Stored data:
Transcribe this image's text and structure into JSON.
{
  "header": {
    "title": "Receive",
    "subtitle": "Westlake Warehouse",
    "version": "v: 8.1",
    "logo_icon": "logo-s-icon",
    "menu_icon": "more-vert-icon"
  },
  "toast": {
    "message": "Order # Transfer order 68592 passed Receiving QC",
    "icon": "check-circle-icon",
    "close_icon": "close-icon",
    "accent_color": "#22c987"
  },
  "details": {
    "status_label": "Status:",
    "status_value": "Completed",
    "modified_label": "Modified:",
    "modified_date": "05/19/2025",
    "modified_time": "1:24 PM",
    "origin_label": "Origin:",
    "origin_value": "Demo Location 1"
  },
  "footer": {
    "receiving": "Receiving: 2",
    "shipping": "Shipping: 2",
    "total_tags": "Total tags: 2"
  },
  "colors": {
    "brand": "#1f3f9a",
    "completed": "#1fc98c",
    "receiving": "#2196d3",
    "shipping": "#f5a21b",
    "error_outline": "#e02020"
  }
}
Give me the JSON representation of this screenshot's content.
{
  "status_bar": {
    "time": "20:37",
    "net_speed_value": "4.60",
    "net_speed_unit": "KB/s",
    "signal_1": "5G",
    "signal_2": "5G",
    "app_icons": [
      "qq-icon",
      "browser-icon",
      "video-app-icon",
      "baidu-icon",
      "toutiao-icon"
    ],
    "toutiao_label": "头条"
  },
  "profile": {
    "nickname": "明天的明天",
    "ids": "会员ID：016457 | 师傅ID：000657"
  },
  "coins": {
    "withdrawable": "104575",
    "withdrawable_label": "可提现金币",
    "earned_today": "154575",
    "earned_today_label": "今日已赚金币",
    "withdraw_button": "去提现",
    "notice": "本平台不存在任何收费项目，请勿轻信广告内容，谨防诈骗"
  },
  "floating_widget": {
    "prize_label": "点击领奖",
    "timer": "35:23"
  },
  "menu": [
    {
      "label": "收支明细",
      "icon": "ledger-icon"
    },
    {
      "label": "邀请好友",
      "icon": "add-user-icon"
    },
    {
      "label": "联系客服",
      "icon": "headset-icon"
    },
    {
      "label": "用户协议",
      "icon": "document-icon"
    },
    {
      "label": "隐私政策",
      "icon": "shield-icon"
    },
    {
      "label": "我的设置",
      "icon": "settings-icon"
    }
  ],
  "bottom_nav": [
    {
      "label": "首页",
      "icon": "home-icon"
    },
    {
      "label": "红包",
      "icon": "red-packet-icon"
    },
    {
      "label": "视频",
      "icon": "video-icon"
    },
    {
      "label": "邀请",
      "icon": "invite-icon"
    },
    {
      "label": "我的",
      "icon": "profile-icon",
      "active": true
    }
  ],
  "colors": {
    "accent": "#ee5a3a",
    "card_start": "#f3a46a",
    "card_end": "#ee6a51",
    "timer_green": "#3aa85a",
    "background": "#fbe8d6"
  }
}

Problem requirements: Repeat each record exactly. Omit nothing.

Final answer:
Transcribe this image's text and structure into JSON.
{
  "header": {
    "title": "Receive",
    "subtitle": "Westlake Warehouse",
    "version": "v: 8.1",
    "logo_icon": "logo-s-icon",
    "menu_icon": "more-vert-icon"
  },
  "toast": {
    "message": "Order # Transfer order 68592 passed Receiving QC",
    "icon": "check-circle-icon",
    "close_icon": "close-icon",
    "accent_color": "#22c987"
  },
  "details": {
    "status_label": "Status:",
    "status_value": "Completed",
    "modified_label": "Modified:",
    "modified_date": "05/19/2025",
    "modified_time": "1:24 PM",
    "origin_label": "Origin:",
    "origin_value": "Demo Location 1"
  },
  "footer": {
    "receiving": "Receiving: 2",
    "shipping": "Shipping: 2",
    "total_tags": "Total tags: 2"
  },
  "colors": {
    "brand": "#1f3f9a",
    "completed": "#1fc98c",
    "receiving": "#2196d3",
    "shipping": "#f5a21b",
    "error_outline": "#e02020"
  }
}
Give me the JSON representation of this screenshot's content.
{
  "status_bar": {
    "time": "20:37",
    "net_speed_value": "4.60",
    "net_speed_unit": "KB/s",
    "signal_1": "5G",
    "signal_2": "5G",
    "app_icons": [
      "qq-icon",
      "browser-icon",
      "video-app-icon",
      "baidu-icon",
      "toutiao-icon"
    ],
    "toutiao_label": "头条"
  },
  "profile": {
    "nickname": "明天的明天",
    "ids": "会员ID：016457 | 师傅ID：000657"
  },
  "coins": {
    "withdrawable": "104575",
    "withdrawable_label": "可提现金币",
    "earned_today": "154575",
    "earned_today_label": "今日已赚金币",
    "withdraw_button": "去提现",
    "notice": "本平台不存在任何收费项目，请勿轻信广告内容，谨防诈骗"
  },
  "floating_widget": {
    "prize_label": "点击领奖",
    "timer": "35:23"
  },
  "menu": [
    {
      "label": "收支明细",
      "icon": "ledger-icon"
    },
    {
      "label": "邀请好友",
      "icon": "add-user-icon"
    },
    {
      "label": "联系客服",
      "icon": "headset-icon"
    },
    {
      "label": "用户协议",
      "icon": "document-icon"
    },
    {
      "label": "隐私政策",
      "icon": "shield-icon"
    },
    {
      "label": "我的设置",
      "icon": "settings-icon"
    }
  ],
  "bottom_nav": [
    {
      "label": "首页",
      "icon": "home-icon"
    },
    {
      "label": "红包",
      "icon": "red-packet-icon"
    },
    {
      "label": "视频",
      "icon": "video-icon"
    },
    {
      "label": "邀请",
      "icon": "invite-icon"
    },
    {
      "label": "我的",
      "icon": "profile-icon",
      "active": true
    }
  ],
  "colors": {
    "accent": "#ee5a3a",
    "card_start": "#f3a46a",
    "card_end": "#ee6a51",
    "timer_green": "#3aa85a",
    "background": "#fbe8d6"
  }
}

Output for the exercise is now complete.